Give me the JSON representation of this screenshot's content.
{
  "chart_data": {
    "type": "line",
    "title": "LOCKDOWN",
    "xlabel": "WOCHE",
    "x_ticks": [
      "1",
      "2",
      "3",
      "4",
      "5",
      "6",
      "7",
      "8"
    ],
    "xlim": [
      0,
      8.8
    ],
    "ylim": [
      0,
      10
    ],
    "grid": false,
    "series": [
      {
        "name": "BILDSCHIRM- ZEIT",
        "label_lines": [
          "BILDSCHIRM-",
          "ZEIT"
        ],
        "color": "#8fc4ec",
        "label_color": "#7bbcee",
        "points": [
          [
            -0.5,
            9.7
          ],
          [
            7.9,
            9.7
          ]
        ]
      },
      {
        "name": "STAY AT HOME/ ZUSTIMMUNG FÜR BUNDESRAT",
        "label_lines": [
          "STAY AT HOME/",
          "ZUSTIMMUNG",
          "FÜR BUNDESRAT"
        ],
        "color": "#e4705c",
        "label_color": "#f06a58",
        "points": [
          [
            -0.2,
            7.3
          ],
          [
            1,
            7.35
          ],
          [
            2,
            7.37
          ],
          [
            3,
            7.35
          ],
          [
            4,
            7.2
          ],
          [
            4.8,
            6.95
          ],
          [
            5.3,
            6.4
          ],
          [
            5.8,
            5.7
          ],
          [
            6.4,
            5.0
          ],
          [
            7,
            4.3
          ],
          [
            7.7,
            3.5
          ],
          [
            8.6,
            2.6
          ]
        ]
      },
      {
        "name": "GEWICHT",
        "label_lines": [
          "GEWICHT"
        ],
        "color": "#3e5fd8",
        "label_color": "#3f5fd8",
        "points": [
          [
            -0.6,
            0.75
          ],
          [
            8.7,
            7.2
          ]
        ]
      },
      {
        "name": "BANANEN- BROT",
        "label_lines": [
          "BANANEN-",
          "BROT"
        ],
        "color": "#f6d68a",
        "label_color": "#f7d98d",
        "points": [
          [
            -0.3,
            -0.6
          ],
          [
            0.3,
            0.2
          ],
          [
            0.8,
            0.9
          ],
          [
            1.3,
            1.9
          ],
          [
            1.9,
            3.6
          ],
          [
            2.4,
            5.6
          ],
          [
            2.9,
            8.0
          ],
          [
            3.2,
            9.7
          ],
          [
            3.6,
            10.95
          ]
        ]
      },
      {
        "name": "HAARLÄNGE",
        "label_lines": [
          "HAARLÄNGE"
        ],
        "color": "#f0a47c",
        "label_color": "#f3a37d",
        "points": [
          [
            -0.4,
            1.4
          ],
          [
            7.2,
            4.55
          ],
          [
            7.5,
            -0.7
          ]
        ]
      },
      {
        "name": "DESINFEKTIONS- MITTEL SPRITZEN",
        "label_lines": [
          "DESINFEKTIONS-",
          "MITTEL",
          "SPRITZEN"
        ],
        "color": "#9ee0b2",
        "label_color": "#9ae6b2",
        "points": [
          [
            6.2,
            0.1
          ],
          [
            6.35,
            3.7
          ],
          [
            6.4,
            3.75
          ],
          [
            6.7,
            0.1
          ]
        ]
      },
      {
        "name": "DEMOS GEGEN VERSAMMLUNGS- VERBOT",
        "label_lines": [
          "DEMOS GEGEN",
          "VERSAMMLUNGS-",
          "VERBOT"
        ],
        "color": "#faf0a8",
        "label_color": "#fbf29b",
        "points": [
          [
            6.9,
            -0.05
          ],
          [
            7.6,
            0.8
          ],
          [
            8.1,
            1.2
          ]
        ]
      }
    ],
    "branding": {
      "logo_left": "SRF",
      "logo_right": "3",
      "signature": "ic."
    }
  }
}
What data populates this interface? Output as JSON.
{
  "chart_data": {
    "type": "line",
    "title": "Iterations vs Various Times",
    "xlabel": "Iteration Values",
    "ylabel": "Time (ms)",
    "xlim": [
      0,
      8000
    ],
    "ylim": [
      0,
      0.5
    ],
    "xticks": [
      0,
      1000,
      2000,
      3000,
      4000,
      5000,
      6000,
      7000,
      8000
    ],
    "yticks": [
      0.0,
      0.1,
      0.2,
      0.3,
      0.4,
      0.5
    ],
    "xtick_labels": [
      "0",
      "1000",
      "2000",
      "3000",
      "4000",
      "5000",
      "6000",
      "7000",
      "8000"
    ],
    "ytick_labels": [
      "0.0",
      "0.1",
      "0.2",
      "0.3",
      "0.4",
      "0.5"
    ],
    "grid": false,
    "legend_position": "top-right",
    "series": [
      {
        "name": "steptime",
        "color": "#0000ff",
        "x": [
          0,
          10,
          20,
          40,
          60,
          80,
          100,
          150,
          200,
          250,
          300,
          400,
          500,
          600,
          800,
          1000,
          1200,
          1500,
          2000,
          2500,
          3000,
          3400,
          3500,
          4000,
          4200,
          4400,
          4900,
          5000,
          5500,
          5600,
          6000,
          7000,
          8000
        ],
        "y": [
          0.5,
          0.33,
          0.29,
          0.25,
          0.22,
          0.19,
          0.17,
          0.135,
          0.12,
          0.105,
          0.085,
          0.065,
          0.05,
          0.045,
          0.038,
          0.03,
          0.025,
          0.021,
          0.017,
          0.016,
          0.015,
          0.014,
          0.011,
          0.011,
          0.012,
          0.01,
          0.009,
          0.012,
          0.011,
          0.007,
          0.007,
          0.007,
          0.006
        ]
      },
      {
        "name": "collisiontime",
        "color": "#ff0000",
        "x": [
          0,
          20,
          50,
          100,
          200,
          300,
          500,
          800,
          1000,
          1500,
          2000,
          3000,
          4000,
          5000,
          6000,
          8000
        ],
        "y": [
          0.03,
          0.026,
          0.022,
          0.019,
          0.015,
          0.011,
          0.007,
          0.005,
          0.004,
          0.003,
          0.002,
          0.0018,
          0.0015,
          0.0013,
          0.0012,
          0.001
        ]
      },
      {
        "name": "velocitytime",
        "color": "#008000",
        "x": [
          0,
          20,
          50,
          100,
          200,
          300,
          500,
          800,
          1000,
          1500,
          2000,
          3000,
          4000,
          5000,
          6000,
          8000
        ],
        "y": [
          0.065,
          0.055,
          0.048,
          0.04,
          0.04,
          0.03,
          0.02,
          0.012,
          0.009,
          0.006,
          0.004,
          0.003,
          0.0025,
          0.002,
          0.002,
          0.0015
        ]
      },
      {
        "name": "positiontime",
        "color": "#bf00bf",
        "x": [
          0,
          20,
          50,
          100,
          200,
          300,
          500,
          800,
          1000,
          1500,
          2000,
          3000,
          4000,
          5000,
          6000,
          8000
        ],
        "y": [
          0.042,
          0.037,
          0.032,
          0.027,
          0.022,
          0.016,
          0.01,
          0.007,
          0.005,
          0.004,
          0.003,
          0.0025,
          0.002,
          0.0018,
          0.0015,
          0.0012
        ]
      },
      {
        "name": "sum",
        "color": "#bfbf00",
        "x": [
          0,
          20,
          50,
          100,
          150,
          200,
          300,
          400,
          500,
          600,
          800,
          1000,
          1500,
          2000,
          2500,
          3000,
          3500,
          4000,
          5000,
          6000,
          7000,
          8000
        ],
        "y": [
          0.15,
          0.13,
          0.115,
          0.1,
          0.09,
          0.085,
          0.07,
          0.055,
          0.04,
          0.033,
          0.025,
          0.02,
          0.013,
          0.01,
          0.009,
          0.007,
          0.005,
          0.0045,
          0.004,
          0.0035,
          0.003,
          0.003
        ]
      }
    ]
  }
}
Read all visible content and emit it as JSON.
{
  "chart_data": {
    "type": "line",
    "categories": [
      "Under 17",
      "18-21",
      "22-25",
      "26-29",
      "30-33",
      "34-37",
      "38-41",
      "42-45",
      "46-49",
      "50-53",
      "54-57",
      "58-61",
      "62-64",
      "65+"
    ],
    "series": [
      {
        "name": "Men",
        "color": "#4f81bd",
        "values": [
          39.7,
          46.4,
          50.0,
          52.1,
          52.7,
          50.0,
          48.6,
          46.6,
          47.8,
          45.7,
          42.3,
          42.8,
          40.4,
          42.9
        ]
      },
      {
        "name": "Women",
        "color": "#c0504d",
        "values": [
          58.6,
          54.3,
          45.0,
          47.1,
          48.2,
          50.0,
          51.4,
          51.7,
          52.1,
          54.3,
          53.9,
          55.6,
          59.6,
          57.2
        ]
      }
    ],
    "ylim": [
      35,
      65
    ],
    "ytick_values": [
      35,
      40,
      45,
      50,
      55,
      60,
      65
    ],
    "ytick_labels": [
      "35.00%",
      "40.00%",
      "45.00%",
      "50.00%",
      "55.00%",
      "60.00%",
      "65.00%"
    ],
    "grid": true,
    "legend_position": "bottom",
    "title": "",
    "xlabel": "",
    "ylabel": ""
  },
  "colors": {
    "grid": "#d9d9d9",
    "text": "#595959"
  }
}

** Exercise details **
Find the lines containing "DEMOS" and list every one of them.

** Exercise response **
        "name": "DEMOS GEGEN VERSAMMLUNGS- VERBOT",
          "DEMOS GEGEN",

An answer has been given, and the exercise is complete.